Passage provided:
━━━━━━━━━━

In Egypt another kind of papaverous plant (Papaver rhoeas L.) used to be cultivated, a field poppy employed in medicine and named Spn dshr (Fig. 9). Dioscorides (IV, 64) calls it mekon rhoias because its
flowers drop very quickly. In fact, this name is connected with the Greek verb rhéo, which means to fall
or to fade. In Plinius’s view, this kind of papaverous plant was an intermediate species between cultivated
and wild, which had a cadoucous flower that, boiled in wine, provoked sleep. This red poppy contains less
morphine than Papaver somniferum. However, the seeds of this plant also contain a little morphine, so that the opium is normally prepared from the juice exuded when the seed pod is cut. The colors of the flowers of this plant, which is cultivated in gardens, are white, pink and mauve. Papaver rhoeas contains a substance that has been cleverly named rhoedaine. It is nonpoisonous and has been used as a mild sedative for centuries. The ancient Romans used a concoction based on poppy to ease the pains of love, because they said that if you are sleeping you do not worry about love.

Remedy or Execution?: Poppy and Opium in the Ancient World (13)

The Smith and Ebers Papyri (1550 BC.) show the different medical applications of poppy plants: they
were used to calm crying children (Eb. 782) and also for external use as ophthalmic drops (Chassinat, Medical Coptic Papyrus), to cure breast abscesses (Smith 41) and in two ointments for hair-care (Eb. 440, 443 and 445). Poppy capsules are composed of many grains, like the pomegranate. They were believed to
have aphrodisiac properties, and were, in addition, a symbol of fertility. In fact, the representations of funeral banquets in the tombs depict mandrakes, poppies, lilies, lotuses and other plants, considered narcotics that relax and are pressed to make perfumes (Fig. 10).[12]

Remedy or Execution?: Poppy and Opium in the Ancient World (14)

This could suggest that all these flowers were grown in gardens together with the vegetables that were eaten at those banquets (Fig. 11)[13] For example, tomb paintings often depict wine jars wrapped or draped in lotus flowers, suggesting that the Egyptians may have been aware of the narcotic qualities of blue lotus petals when mixed with wine. For instance, in the tomb of Paheri, an elegant lady is shown presenting her empty cup to a servant and saying “give me eighteen measures of wine, behold I should love [to drink] to drunkenness”.[14] Cups with inebriant drinks were usually offered to the guests and to a husband by his wife. When it was taken in small doses, it was believed to have an aphrodisiac effect, as it helped accomplish the act of love, which was referred to as “achieving a happy day”.[15]

Prospero Alpini (1553-1617), in his work on natural history in Egypt[16], provided a similar explanation for
the use and the effects of opium in his time, despite the gulf of centuries: he claimed that opium stimulated men in war and in love, and caused spectacular dreams, hallucinations and, with the first doses, positive euphoria. When taken in large quantities, opium had side effects, and the Egyptian users became comatose, lethargic and infirm, and could even slip into a coma. Considered an aphrodisiac, opium was mixed with spices and was drunk or smoked. In agreement with ancient beliefs, Alpini claimed that the best opium came from a locality called Said (Upper Egypt), which he identified as the location of ancient Thebes (§ 160).

━━━━━━━━━━

Entries provided:
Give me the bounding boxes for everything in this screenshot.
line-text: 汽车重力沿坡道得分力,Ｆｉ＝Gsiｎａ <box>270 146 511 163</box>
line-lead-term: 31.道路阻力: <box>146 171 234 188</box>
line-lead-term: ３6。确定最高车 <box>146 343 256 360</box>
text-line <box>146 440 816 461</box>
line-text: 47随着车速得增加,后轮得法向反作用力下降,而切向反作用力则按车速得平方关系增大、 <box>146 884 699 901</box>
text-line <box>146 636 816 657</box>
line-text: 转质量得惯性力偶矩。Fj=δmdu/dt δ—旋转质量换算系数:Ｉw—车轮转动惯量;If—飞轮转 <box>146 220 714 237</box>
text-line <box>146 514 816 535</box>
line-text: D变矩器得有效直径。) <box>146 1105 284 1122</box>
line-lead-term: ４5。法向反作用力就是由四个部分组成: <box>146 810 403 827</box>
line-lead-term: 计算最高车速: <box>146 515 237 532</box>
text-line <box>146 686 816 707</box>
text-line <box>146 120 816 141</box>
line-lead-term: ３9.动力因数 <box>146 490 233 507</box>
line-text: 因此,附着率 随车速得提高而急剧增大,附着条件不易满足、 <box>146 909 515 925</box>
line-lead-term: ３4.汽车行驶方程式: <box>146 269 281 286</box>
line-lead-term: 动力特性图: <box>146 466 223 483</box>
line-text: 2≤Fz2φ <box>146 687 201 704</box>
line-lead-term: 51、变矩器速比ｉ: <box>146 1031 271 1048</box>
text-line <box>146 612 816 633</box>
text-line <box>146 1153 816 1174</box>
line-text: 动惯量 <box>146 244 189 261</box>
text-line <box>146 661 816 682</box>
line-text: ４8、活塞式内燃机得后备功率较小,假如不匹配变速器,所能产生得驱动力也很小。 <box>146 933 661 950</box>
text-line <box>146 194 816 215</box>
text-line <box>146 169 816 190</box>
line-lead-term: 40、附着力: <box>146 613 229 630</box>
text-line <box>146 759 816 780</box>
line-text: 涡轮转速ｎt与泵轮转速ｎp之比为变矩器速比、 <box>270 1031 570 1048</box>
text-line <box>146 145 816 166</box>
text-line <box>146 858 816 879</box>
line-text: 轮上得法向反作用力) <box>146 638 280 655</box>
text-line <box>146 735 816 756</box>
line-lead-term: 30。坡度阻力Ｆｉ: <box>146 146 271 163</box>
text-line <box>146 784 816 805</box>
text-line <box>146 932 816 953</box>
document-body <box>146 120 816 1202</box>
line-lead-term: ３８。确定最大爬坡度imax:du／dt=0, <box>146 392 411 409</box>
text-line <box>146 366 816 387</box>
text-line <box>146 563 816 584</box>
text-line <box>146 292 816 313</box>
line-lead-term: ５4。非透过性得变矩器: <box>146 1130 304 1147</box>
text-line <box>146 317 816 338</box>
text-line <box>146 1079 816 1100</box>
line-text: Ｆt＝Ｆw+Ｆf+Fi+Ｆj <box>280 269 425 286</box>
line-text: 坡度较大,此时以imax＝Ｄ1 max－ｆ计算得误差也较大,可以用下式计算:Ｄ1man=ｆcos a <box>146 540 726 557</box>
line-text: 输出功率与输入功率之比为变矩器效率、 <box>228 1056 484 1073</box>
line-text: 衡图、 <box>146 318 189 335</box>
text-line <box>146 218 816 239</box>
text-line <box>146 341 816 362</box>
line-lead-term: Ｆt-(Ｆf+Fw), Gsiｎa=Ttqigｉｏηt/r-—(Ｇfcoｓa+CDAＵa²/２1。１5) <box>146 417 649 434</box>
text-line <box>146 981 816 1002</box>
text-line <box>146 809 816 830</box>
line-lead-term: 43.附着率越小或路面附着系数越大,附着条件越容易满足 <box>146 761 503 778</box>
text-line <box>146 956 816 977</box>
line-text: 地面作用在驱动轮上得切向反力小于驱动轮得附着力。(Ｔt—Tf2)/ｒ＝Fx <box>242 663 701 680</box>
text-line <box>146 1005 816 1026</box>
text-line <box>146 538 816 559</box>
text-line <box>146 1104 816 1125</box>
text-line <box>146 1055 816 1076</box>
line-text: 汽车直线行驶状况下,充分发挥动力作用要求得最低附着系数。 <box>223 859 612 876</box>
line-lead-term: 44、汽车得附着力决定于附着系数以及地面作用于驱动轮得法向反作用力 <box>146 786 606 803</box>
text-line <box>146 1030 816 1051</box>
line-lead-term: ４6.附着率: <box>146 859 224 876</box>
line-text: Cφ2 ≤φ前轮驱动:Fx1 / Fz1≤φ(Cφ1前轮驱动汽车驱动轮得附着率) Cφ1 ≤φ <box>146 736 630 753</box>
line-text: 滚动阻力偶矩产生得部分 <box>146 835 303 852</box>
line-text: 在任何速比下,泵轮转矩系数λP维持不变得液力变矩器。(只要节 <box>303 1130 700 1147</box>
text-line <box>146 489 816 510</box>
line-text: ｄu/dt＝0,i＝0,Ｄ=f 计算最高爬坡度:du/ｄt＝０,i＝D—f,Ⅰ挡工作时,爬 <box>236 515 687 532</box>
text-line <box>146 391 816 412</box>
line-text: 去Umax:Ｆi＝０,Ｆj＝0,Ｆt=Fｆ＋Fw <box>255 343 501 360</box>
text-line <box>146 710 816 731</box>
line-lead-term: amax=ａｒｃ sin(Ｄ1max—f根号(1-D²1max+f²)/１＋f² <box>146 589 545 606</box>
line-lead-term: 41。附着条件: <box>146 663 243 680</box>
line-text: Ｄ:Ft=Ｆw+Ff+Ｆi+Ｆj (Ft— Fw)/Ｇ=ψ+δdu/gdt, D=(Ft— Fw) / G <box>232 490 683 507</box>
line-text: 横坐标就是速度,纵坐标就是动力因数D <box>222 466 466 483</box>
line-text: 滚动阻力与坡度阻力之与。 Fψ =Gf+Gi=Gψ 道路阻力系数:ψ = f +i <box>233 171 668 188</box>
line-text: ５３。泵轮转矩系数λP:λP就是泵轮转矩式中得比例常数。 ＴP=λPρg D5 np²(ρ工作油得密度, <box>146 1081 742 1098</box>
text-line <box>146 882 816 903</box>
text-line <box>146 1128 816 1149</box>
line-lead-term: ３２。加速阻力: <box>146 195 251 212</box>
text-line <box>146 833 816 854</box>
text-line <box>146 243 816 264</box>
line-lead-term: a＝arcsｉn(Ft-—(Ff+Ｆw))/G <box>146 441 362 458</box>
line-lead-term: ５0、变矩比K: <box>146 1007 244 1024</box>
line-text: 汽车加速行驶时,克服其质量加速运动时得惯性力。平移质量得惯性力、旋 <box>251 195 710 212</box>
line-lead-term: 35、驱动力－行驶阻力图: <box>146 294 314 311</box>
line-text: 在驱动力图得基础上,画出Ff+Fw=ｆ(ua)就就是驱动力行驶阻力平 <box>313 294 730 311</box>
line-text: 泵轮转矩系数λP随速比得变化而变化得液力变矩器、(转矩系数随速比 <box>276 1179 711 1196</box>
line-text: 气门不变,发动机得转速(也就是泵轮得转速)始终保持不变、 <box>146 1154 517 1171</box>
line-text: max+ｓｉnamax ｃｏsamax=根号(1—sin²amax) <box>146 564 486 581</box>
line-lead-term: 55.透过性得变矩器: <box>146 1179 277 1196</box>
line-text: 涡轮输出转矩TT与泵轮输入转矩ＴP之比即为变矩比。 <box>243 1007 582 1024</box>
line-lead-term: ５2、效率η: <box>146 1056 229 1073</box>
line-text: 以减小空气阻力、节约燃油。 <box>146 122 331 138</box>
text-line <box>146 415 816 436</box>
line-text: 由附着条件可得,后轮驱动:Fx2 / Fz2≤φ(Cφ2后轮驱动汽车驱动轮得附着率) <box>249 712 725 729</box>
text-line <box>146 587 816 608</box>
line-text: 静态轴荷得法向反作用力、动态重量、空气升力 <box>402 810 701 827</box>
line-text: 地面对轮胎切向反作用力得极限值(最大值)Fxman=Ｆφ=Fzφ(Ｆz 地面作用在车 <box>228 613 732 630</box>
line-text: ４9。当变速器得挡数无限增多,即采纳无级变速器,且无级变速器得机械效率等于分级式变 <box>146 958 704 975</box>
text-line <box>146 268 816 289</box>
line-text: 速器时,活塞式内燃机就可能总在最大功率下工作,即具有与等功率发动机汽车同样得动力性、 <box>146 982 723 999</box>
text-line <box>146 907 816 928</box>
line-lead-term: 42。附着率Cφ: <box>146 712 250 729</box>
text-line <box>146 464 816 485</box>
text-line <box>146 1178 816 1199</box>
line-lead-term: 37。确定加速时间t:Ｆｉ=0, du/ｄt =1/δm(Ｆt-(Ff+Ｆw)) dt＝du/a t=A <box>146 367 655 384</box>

━━━━━━━━━━

Problems to work on:
1 - Answer from the passage on poppy and opium in ancient Egypt:
(a) With which Greek verb is the name mekon rhoias connected, and what does that verb mean?
(b) According to the Smith and Ebers Papyri, what were poppy plants used for with children?
(c) Where did Prospero Alpini say the best opium came from?
2 - Write the next part of the passage on poppy and opium in ancient Egypt, picking up after its final sentence.
The records can be set aside.

Answers:
1 -
(a) It is connected with rhéo, which means to fall or to fade.
(b) They were used to calm crying children.
(c) From a locality called Said (Upper Egypt), which he identified as the location of ancient Thebes.

2 -
These substances were been considered to be of a cold nature, which was why they fought insomnia and
induced sleep; sometimes they came as lotions to be used on the patient’s head, and also as suppositories or poultices. Galen (129-210? AD) mentioned eight cooling substances, among which were mandrake (I, 649, 674 ; XI, 404, 421, 596, 751), opium (XIII, 155) and poppy (I, 649, XI, 404, 421, 596, 603, 751), which help the patient to sleep. When the juice of this plant is taken in small doses, it has analgesic, sedative and peptic effects. However, in large doses, it causes lethargy and can kill. Good quality opium has a bitter taste and a repulsive smell, and even the mere scent can cause drowsiness (Pedanius Dioscorides, IV, 64); when it is burned, it changes color, becoming darker, but it retains its unpleasant odor. When it is adulterated with glaucos, the color changes to that of saffron, whereas adulterated with lettuce, the soporific and deleterious juice of which resembles opium, the smell is not strong. Finally, when opium is blended with gum, the color is more translucent.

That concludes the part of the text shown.